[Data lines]
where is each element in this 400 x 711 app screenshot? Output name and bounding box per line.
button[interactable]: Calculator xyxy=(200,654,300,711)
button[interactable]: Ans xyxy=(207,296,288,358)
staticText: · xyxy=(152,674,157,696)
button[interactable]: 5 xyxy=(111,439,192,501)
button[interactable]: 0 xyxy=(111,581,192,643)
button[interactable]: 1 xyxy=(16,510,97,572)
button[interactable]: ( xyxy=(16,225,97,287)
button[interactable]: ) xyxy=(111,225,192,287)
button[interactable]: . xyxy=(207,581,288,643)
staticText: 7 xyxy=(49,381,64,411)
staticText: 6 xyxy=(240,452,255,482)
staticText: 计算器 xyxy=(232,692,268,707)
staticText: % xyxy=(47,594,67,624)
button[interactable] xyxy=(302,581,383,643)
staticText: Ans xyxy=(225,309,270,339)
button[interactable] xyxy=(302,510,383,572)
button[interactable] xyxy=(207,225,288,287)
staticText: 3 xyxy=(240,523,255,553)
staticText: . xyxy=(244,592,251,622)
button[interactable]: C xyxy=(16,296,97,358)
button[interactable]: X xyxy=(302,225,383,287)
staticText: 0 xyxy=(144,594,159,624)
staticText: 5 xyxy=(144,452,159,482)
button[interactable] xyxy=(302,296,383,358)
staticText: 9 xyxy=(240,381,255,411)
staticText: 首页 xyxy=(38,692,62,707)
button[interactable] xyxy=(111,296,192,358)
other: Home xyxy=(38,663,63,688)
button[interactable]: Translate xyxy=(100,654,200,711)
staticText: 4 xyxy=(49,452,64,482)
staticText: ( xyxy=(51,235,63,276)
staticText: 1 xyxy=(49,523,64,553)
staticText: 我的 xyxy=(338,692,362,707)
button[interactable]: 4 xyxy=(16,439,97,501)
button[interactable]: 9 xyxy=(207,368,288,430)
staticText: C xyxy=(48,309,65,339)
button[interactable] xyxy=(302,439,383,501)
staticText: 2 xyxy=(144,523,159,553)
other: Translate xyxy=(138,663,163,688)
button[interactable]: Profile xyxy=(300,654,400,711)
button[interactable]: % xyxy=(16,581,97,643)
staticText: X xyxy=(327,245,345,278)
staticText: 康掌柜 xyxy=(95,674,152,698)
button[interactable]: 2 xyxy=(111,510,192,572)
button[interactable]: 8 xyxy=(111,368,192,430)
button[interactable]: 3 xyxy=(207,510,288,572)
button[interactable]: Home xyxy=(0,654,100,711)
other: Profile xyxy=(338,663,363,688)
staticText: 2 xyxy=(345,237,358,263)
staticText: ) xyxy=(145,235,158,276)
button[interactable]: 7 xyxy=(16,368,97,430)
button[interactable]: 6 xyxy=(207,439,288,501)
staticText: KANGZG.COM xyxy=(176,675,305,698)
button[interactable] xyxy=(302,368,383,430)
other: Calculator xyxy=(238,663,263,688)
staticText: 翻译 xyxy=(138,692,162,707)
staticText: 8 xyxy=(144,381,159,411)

Stated exercise: Copy out the listing exactly, everything from its first line down to the line containing "staticText: 康掌柜 xyxy=(95,674,152,698)", with both of those lines included.

Correct response:
where is each element in this 400 x 711 app screenshot? Output name and bounding box per line.
button[interactable]: Calculator xyxy=(200,654,300,711)
button[interactable]: Ans xyxy=(207,296,288,358)
staticText: · xyxy=(152,674,157,696)
button[interactable]: 5 xyxy=(111,439,192,501)
button[interactable]: 0 xyxy=(111,581,192,643)
button[interactable]: 1 xyxy=(16,510,97,572)
button[interactable]: ( xyxy=(16,225,97,287)
button[interactable]: ) xyxy=(111,225,192,287)
button[interactable]: . xyxy=(207,581,288,643)
staticText: 7 xyxy=(49,381,64,411)
staticText: 6 xyxy=(240,452,255,482)
staticText: 计算器 xyxy=(232,692,268,707)
staticText: % xyxy=(47,594,67,624)
button[interactable] xyxy=(302,581,383,643)
staticText: Ans xyxy=(225,309,270,339)
button[interactable] xyxy=(302,510,383,572)
button[interactable] xyxy=(207,225,288,287)
staticText: 3 xyxy=(240,523,255,553)
staticText: . xyxy=(244,592,251,622)
button[interactable]: C xyxy=(16,296,97,358)
button[interactable]: X xyxy=(302,225,383,287)
staticText: 0 xyxy=(144,594,159,624)
staticText: 5 xyxy=(144,452,159,482)
button[interactable] xyxy=(302,296,383,358)
staticText: 9 xyxy=(240,381,255,411)
staticText: 首页 xyxy=(38,692,62,707)
button[interactable] xyxy=(111,296,192,358)
other: Home xyxy=(38,663,63,688)
button[interactable]: Translate xyxy=(100,654,200,711)
staticText: 4 xyxy=(49,452,64,482)
staticText: ( xyxy=(51,235,63,276)
staticText: 1 xyxy=(49,523,64,553)
staticText: 我的 xyxy=(338,692,362,707)
button[interactable]: 4 xyxy=(16,439,97,501)
button[interactable]: 9 xyxy=(207,368,288,430)
staticText: C xyxy=(48,309,65,339)
button[interactable] xyxy=(302,439,383,501)
staticText: 2 xyxy=(144,523,159,553)
other: Translate xyxy=(138,663,163,688)
button[interactable]: Profile xyxy=(300,654,400,711)
button[interactable]: % xyxy=(16,581,97,643)
staticText: X xyxy=(327,245,345,278)
staticText: 康掌柜 xyxy=(95,674,152,698)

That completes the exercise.